▶ _Your instructions_: In your copy, leave out the pictures; write out all the data exactly.

▶ _Record set_:
▬▬▬▬▬▬▬▬▬▬
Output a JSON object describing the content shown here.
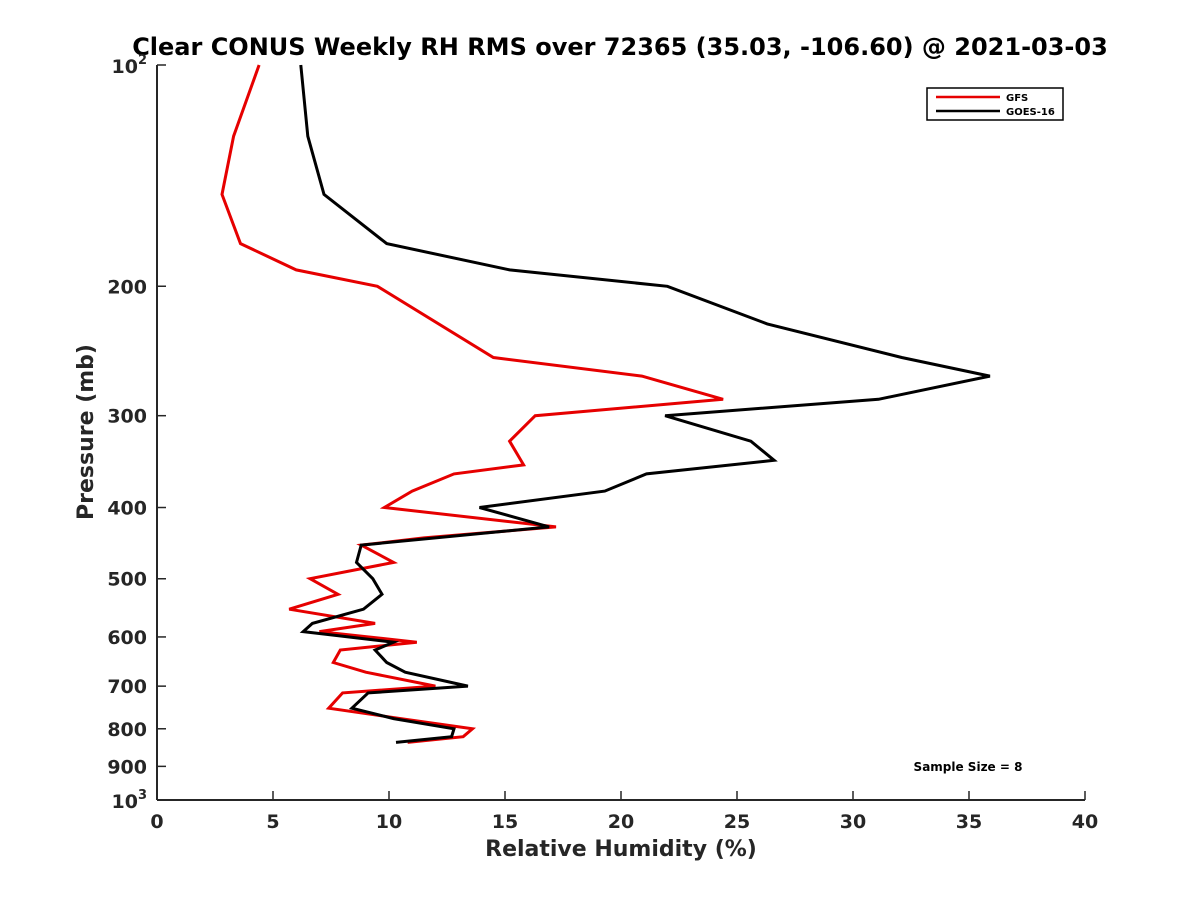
{
  "chart_data": {
    "type": "line",
    "title": "Clear CONUS Weekly RH RMS over 72365 (35.03, -106.60) @ 2021-03-03",
    "xlabel": "Relative Humidity (%)",
    "ylabel": "Pressure (mb)",
    "xlim": [
      0,
      40
    ],
    "ylim": [
      100,
      1000
    ],
    "y_scale": "log",
    "y_reversed": true,
    "x_ticks": [
      0,
      5,
      10,
      15,
      20,
      25,
      30,
      35,
      40
    ],
    "x_tick_labels": [
      "0",
      "5",
      "10",
      "15",
      "20",
      "25",
      "30",
      "35",
      "40"
    ],
    "y_ticks": [
      200,
      300,
      400,
      500,
      600,
      700,
      800,
      900
    ],
    "y_tick_labels": [
      "200",
      "300",
      "400",
      "500",
      "600",
      "700",
      "800",
      "900"
    ],
    "y_end_labels": [
      {
        "value": 100,
        "base": "10",
        "exp": "2"
      },
      {
        "value": 1000,
        "base": "10",
        "exp": "3"
      }
    ],
    "grid": false,
    "legend_position": "top-right",
    "series": [
      {
        "name": "GFS",
        "color": "#e60000",
        "points": [
          [
            4.4,
            100
          ],
          [
            3.3,
            125
          ],
          [
            2.8,
            150
          ],
          [
            3.6,
            175
          ],
          [
            6.0,
            190
          ],
          [
            9.5,
            200
          ],
          [
            14.5,
            250
          ],
          [
            20.9,
            265
          ],
          [
            24.4,
            285
          ],
          [
            16.3,
            300
          ],
          [
            15.2,
            325
          ],
          [
            15.8,
            350
          ],
          [
            12.8,
            360
          ],
          [
            11.0,
            380
          ],
          [
            9.8,
            400
          ],
          [
            17.2,
            425
          ],
          [
            11.5,
            440
          ],
          [
            8.8,
            450
          ],
          [
            10.2,
            475
          ],
          [
            6.6,
            500
          ],
          [
            7.8,
            525
          ],
          [
            5.7,
            550
          ],
          [
            9.4,
            575
          ],
          [
            7.0,
            590
          ],
          [
            11.2,
            610
          ],
          [
            7.9,
            625
          ],
          [
            7.6,
            650
          ],
          [
            9.0,
            670
          ],
          [
            12.0,
            700
          ],
          [
            8.0,
            715
          ],
          [
            7.4,
            750
          ],
          [
            10.5,
            775
          ],
          [
            13.6,
            800
          ],
          [
            13.2,
            820
          ],
          [
            10.8,
            835
          ]
        ]
      },
      {
        "name": "GOES-16",
        "color": "#000000",
        "points": [
          [
            6.2,
            100
          ],
          [
            6.5,
            125
          ],
          [
            7.2,
            150
          ],
          [
            9.9,
            175
          ],
          [
            15.2,
            190
          ],
          [
            22.0,
            200
          ],
          [
            26.3,
            225
          ],
          [
            32.1,
            250
          ],
          [
            35.9,
            265
          ],
          [
            31.1,
            285
          ],
          [
            21.9,
            300
          ],
          [
            25.6,
            325
          ],
          [
            26.6,
            345
          ],
          [
            21.1,
            360
          ],
          [
            19.3,
            380
          ],
          [
            13.9,
            400
          ],
          [
            16.9,
            425
          ],
          [
            12.0,
            440
          ],
          [
            8.8,
            450
          ],
          [
            8.6,
            475
          ],
          [
            9.3,
            500
          ],
          [
            9.7,
            525
          ],
          [
            8.9,
            550
          ],
          [
            6.7,
            575
          ],
          [
            6.3,
            590
          ],
          [
            10.2,
            610
          ],
          [
            9.4,
            625
          ],
          [
            9.9,
            650
          ],
          [
            10.7,
            670
          ],
          [
            13.4,
            700
          ],
          [
            9.1,
            715
          ],
          [
            8.4,
            750
          ],
          [
            10.2,
            775
          ],
          [
            12.8,
            800
          ],
          [
            12.7,
            820
          ],
          [
            10.3,
            835
          ]
        ]
      }
    ],
    "annotation": "Sample Size = 8"
  }
}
▬▬▬▬▬▬▬▬▬▬
▶ _Solution to the problem_:
Output a JSON object describing the content shown here.
{
  "chart_data": {
    "type": "line",
    "title": "Clear CONUS Weekly RH RMS over 72365 (35.03, -106.60) @ 2021-03-03",
    "xlabel": "Relative Humidity (%)",
    "ylabel": "Pressure (mb)",
    "xlim": [
      0,
      40
    ],
    "ylim": [
      100,
      1000
    ],
    "y_scale": "log",
    "y_reversed": true,
    "x_ticks": [
      0,
      5,
      10,
      15,
      20,
      25,
      30,
      35,
      40
    ],
    "x_tick_labels": [
      "0",
      "5",
      "10",
      "15",
      "20",
      "25",
      "30",
      "35",
      "40"
    ],
    "y_ticks": [
      200,
      300,
      400,
      500,
      600,
      700,
      800,
      900
    ],
    "y_tick_labels": [
      "200",
      "300",
      "400",
      "500",
      "600",
      "700",
      "800",
      "900"
    ],
    "y_end_labels": [
      {
        "value": 100,
        "base": "10",
        "exp": "2"
      },
      {
        "value": 1000,
        "base": "10",
        "exp": "3"
      }
    ],
    "grid": false,
    "legend_position": "top-right",
    "series": [
      {
        "name": "GFS",
        "color": "#e60000",
        "points": [
          [
            4.4,
            100
          ],
          [
            3.3,
            125
          ],
          [
            2.8,
            150
          ],
          [
            3.6,
            175
          ],
          [
            6.0,
            190
          ],
          [
            9.5,
            200
          ],
          [
            14.5,
            250
          ],
          [
            20.9,
            265
          ],
          [
            24.4,
            285
          ],
          [
            16.3,
            300
          ],
          [
            15.2,
            325
          ],
          [
            15.8,
            350
          ],
          [
            12.8,
            360
          ],
          [
            11.0,
            380
          ],
          [
            9.8,
            400
          ],
          [
            17.2,
            425
          ],
          [
            11.5,
            440
          ],
          [
            8.8,
            450
          ],
          [
            10.2,
            475
          ],
          [
            6.6,
            500
          ],
          [
            7.8,
            525
          ],
          [
            5.7,
            550
          ],
          [
            9.4,
            575
          ],
          [
            7.0,
            590
          ],
          [
            11.2,
            610
          ],
          [
            7.9,
            625
          ],
          [
            7.6,
            650
          ],
          [
            9.0,
            670
          ],
          [
            12.0,
            700
          ],
          [
            8.0,
            715
          ],
          [
            7.4,
            750
          ],
          [
            10.5,
            775
          ],
          [
            13.6,
            800
          ],
          [
            13.2,
            820
          ],
          [
            10.8,
            835
          ]
        ]
      },
      {
        "name": "GOES-16",
        "color": "#000000",
        "points": [
          [
            6.2,
            100
          ],
          [
            6.5,
            125
          ],
          [
            7.2,
            150
          ],
          [
            9.9,
            175
          ],
          [
            15.2,
            190
          ],
          [
            22.0,
            200
          ],
          [
            26.3,
            225
          ],
          [
            32.1,
            250
          ],
          [
            35.9,
            265
          ],
          [
            31.1,
            285
          ],
          [
            21.9,
            300
          ],
          [
            25.6,
            325
          ],
          [
            26.6,
            345
          ],
          [
            21.1,
            360
          ],
          [
            19.3,
            380
          ],
          [
            13.9,
            400
          ],
          [
            16.9,
            425
          ],
          [
            12.0,
            440
          ],
          [
            8.8,
            450
          ],
          [
            8.6,
            475
          ],
          [
            9.3,
            500
          ],
          [
            9.7,
            525
          ],
          [
            8.9,
            550
          ],
          [
            6.7,
            575
          ],
          [
            6.3,
            590
          ],
          [
            10.2,
            610
          ],
          [
            9.4,
            625
          ],
          [
            9.9,
            650
          ],
          [
            10.7,
            670
          ],
          [
            13.4,
            700
          ],
          [
            9.1,
            715
          ],
          [
            8.4,
            750
          ],
          [
            10.2,
            775
          ],
          [
            12.8,
            800
          ],
          [
            12.7,
            820
          ],
          [
            10.3,
            835
          ]
        ]
      }
    ],
    "annotation": "Sample Size = 8"
  }
}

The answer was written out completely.